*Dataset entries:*
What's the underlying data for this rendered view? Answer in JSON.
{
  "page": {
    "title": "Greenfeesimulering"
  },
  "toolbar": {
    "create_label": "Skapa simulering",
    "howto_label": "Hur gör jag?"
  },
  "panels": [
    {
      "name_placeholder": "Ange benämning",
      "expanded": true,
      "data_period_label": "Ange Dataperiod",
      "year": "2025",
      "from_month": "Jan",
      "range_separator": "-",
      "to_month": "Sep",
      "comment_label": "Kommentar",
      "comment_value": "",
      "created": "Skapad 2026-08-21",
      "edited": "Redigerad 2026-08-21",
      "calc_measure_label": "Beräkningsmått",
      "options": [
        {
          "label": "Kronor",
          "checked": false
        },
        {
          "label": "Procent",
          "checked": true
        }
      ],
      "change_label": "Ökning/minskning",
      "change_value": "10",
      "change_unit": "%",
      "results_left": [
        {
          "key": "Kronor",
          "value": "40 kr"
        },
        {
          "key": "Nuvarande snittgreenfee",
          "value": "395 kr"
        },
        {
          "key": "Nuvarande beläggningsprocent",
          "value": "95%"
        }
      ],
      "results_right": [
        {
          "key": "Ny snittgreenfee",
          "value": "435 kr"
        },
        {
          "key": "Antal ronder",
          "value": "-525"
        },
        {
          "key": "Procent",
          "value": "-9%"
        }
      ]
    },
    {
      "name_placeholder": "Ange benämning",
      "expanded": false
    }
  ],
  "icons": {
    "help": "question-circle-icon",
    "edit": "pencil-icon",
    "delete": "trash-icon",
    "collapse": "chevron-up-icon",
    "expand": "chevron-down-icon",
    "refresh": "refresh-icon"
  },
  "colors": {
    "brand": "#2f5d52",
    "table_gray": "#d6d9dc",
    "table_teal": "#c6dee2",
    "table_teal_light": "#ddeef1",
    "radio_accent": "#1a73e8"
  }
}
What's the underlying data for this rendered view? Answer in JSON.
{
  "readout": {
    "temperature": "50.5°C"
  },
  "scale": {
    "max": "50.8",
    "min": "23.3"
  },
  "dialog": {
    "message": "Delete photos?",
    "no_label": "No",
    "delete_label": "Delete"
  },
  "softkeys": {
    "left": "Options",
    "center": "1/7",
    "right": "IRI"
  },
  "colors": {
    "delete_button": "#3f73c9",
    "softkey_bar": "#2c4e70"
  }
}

*JOB:* Nothing in the data may differ; print all of it exactly as written.

*RIGHT ANSWER:*
What's the underlying data for this rendered view? Answer in JSON.
{
  "page": {
    "title": "Greenfeesimulering"
  },
  "toolbar": {
    "create_label": "Skapa simulering",
    "howto_label": "Hur gör jag?"
  },
  "panels": [
    {
      "name_placeholder": "Ange benämning",
      "expanded": true,
      "data_period_label": "Ange Dataperiod",
      "year": "2025",
      "from_month": "Jan",
      "range_separator": "-",
      "to_month": "Sep",
      "comment_label": "Kommentar",
      "comment_value": "",
      "created": "Skapad 2026-08-21",
      "edited": "Redigerad 2026-08-21",
      "calc_measure_label": "Beräkningsmått",
      "options": [
        {
          "label": "Kronor",
          "checked": false
        },
        {
          "label": "Procent",
          "checked": true
        }
      ],
      "change_label": "Ökning/minskning",
      "change_value": "10",
      "change_unit": "%",
      "results_left": [
        {
          "key": "Kronor",
          "value": "40 kr"
        },
        {
          "key": "Nuvarande snittgreenfee",
          "value": "395 kr"
        },
        {
          "key": "Nuvarande beläggningsprocent",
          "value": "95%"
        }
      ],
      "results_right": [
        {
          "key": "Ny snittgreenfee",
          "value": "435 kr"
        },
        {
          "key": "Antal ronder",
          "value": "-525"
        },
        {
          "key": "Procent",
          "value": "-9%"
        }
      ]
    },
    {
      "name_placeholder": "Ange benämning",
      "expanded": false
    }
  ],
  "icons": {
    "help": "question-circle-icon",
    "edit": "pencil-icon",
    "delete": "trash-icon",
    "collapse": "chevron-up-icon",
    "expand": "chevron-down-icon",
    "refresh": "refresh-icon"
  },
  "colors": {
    "brand": "#2f5d52",
    "table_gray": "#d6d9dc",
    "table_teal": "#c6dee2",
    "table_teal_light": "#ddeef1",
    "radio_accent": "#1a73e8"
  }
}
What's the underlying data for this rendered view? Answer in JSON.
{
  "readout": {
    "temperature": "50.5°C"
  },
  "scale": {
    "max": "50.8",
    "min": "23.3"
  },
  "dialog": {
    "message": "Delete photos?",
    "no_label": "No",
    "delete_label": "Delete"
  },
  "softkeys": {
    "left": "Options",
    "center": "1/7",
    "right": "IRI"
  },
  "colors": {
    "delete_button": "#3f73c9",
    "softkey_bar": "#2c4e70"
  }
}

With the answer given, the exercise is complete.